■ **PROBLEM REQUIREMENTS**:
Retype the passage on IPO proceeds word for word, between "Morgan Securities LLC" and "co-managers for the IPO.", inclusive.

■ **SELECTED TEXT**:
Use of Proceeds from Initial Public Offering of Common Stock
On February 13, 2018, we closed our initial public offering, or IPO, in which we issued and sold 5,400,000 shares of common stock at a public offering price
of $13.00 per share, resulting in gross proceeds of $70.2 million. On February 14, 2018, pursuant to the underwriters’ partial exercise of their over-allotment
option to purchase up to an additional 810,000 shares from us, we issued and sold an additional 421,355 shares of our common stock, resulting in incremental
gross proceeds of $5.5 million. All of the shares issued and sold in our IPO were registered under the Securities Act pursuant to a registration statement on
Form S-1 (File No. 333-222531), which was declared effective by the SEC on February 8, 2018. Merrill Lynch, Pierce, Fenner & Smith Incorporated and J.P.
Morgan Securities LLC acted as joint book-running managers of our IPO. Wells Fargo Securities, LLC and SunTrust Robinson Humphrey, Inc. also acted as
book-runners for the IPO. Raymond James & Associates, Inc. and KeyBanc Capital Markets Inc. acted as the co-managers for the IPO.
The net proceeds to us, after deducting underwriting discounts and commission of approximately $5.3 million and estimated offering expenses of
approximately $4.3 million, were approximately $66.1 million. No offering expenses were paid directly or indirectly to any of our directors or officers (or
their associates) or persons owning ten percent or more of any class of our equity securities or to any other affiliates. There has been no material change in the
planned use of proceeds from our IPO from those disclosed in the final prospectus for our IPO dated February 8, 2018 and filed with the SEC pursuant to
Rule 424(b)(4) of the Securities Act on February 9, 2018.
Stock Performance Graph
Not applicable.

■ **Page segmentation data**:
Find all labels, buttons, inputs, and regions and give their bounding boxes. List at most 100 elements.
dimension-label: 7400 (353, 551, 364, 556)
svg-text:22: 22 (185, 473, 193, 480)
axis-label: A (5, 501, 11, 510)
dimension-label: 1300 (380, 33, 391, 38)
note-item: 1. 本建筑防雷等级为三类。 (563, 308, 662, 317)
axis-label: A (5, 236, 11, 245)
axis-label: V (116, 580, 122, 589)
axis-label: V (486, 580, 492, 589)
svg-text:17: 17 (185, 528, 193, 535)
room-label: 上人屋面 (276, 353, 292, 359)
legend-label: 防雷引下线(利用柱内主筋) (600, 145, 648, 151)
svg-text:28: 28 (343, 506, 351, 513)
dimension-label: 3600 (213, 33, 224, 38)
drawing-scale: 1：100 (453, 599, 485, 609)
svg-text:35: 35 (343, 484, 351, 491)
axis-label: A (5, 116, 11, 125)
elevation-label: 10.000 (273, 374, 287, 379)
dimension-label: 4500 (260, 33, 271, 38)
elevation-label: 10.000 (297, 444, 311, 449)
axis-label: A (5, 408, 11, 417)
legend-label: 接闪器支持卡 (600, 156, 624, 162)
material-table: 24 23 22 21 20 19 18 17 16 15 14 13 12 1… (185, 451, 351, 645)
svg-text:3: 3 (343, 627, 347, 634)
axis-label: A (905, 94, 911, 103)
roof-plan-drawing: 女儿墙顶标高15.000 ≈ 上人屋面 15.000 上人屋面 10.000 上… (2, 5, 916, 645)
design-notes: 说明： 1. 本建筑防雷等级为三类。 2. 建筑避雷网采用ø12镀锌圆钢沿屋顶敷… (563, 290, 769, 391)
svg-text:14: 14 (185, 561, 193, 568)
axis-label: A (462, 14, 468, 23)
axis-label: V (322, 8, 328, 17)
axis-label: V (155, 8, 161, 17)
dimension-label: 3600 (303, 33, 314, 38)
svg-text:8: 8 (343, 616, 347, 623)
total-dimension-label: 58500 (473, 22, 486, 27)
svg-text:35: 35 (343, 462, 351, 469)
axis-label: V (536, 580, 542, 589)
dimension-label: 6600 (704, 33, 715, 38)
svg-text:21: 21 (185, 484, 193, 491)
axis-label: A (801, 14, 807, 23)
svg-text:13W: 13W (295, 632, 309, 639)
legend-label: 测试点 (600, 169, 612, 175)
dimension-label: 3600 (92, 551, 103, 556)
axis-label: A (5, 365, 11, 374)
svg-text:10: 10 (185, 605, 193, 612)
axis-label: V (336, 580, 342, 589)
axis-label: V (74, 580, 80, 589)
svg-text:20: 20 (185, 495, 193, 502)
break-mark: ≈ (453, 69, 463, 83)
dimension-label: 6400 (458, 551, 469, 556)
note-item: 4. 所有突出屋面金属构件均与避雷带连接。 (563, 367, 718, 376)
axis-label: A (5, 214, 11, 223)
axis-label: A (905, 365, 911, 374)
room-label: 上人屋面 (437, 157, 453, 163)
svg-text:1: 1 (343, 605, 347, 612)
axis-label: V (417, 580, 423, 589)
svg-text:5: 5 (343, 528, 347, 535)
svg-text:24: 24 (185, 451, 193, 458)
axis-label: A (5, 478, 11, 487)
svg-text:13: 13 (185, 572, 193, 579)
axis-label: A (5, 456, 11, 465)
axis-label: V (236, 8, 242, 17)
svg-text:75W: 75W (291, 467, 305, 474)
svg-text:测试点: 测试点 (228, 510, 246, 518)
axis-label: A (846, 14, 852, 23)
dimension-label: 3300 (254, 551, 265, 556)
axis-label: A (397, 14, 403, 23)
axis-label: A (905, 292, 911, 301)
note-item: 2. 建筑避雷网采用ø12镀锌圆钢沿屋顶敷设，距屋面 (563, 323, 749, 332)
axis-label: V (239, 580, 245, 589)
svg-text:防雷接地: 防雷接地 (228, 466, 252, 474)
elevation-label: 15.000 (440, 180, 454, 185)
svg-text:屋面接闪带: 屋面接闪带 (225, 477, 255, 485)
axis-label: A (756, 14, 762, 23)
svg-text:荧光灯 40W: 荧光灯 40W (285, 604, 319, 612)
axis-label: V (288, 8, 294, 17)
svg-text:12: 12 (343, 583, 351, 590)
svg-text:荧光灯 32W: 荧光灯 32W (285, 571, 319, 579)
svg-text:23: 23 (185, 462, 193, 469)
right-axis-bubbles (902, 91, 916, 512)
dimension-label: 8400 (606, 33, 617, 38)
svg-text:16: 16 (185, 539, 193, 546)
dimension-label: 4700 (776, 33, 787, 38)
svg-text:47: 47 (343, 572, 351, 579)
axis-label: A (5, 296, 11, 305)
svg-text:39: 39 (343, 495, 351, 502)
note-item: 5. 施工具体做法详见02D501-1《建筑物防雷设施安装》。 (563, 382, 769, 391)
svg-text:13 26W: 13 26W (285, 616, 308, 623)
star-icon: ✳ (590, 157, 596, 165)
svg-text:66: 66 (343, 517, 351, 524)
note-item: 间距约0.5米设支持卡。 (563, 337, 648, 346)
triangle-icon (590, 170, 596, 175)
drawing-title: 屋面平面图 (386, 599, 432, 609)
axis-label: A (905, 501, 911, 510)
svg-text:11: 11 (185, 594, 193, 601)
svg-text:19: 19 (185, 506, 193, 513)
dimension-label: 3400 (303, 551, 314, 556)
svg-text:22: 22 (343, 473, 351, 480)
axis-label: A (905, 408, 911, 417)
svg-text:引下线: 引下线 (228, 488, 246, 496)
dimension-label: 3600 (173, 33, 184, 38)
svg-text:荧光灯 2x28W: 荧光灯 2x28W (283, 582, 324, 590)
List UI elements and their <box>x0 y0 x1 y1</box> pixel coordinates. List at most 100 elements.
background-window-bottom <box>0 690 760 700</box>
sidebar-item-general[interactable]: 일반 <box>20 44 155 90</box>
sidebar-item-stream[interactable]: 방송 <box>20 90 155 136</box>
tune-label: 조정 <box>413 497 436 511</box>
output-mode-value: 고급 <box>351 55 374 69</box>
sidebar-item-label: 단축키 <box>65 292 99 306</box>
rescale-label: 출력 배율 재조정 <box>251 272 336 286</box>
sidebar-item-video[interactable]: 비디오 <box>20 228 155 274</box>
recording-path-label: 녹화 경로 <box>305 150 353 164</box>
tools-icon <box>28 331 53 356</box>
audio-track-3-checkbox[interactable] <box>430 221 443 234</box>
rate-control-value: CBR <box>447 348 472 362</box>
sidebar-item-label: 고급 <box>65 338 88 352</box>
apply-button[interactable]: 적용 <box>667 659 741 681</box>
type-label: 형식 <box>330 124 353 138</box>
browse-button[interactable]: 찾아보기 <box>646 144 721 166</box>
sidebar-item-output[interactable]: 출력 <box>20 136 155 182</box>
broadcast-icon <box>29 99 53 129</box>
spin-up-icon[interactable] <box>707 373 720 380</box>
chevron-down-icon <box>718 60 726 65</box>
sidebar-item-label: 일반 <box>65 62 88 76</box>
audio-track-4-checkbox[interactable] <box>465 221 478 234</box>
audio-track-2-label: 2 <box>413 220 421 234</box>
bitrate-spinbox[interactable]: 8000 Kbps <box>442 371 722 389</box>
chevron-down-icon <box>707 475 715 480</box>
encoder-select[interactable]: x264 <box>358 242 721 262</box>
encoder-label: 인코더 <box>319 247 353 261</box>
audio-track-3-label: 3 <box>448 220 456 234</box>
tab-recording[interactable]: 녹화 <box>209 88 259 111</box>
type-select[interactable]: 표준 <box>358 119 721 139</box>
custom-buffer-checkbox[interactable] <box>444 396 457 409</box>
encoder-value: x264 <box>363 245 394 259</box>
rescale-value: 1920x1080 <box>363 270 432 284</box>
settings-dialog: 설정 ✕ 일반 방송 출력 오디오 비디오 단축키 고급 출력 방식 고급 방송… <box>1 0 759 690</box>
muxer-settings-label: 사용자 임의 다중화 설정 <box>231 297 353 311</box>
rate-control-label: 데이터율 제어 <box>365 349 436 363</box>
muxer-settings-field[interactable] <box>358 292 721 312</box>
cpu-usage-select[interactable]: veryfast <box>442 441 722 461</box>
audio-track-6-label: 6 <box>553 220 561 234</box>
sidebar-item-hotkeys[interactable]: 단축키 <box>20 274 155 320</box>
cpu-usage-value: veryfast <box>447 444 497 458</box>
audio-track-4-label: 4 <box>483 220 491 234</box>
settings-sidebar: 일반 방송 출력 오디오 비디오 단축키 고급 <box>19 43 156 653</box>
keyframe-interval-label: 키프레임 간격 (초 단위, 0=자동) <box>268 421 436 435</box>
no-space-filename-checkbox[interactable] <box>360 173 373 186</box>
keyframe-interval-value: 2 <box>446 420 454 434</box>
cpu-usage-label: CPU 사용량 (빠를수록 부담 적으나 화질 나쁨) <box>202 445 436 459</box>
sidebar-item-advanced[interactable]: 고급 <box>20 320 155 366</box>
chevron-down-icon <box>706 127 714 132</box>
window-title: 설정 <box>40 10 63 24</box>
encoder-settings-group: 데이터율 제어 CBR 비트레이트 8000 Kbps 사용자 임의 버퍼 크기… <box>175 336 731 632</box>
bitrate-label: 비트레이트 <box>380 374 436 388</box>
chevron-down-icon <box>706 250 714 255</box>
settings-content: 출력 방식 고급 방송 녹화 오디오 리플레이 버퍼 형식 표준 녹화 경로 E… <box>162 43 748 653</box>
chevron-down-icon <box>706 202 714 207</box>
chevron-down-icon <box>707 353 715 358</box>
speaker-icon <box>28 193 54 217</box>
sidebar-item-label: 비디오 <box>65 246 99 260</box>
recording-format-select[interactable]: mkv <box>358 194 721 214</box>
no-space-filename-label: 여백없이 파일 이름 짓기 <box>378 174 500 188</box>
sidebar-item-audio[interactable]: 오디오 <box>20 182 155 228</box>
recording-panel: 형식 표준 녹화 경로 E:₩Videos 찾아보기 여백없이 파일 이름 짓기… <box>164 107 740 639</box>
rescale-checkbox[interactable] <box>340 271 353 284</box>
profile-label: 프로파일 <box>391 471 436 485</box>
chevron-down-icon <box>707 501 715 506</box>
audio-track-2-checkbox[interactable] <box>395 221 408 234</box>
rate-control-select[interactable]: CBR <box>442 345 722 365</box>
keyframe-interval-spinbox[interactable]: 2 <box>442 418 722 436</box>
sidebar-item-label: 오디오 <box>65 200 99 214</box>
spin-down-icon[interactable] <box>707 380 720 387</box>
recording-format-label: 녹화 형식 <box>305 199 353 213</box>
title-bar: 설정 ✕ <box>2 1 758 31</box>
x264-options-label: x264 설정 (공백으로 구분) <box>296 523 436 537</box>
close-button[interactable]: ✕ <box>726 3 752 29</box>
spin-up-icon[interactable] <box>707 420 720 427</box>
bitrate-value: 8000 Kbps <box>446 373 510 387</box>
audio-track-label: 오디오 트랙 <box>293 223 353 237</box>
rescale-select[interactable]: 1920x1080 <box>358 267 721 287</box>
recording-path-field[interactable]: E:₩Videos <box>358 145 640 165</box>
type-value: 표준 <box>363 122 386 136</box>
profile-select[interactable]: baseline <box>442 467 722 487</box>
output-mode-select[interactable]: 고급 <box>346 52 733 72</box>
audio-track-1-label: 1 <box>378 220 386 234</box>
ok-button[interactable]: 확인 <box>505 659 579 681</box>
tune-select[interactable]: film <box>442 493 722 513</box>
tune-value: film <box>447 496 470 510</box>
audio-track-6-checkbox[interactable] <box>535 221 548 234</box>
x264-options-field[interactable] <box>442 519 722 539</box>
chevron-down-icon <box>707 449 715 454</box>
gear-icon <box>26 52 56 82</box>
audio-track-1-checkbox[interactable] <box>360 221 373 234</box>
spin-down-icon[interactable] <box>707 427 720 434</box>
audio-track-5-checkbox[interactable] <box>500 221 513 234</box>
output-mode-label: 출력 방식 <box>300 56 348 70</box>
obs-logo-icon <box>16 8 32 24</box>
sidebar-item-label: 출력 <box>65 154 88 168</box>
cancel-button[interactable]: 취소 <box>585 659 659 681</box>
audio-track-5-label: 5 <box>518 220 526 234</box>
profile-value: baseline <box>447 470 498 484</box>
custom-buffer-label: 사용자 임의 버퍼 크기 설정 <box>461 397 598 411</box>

■ **SOLUTION**:
Morgan Securities LLC acted as joint book-running managers of our IPO. Wells Fargo Securities, LLC and SunTrust Robinson Humphrey, Inc. also acted as
book-runners for the IPO. Raymond James & Associates, Inc. and KeyBanc Capital Markets Inc. acted as the co-managers for the IPO.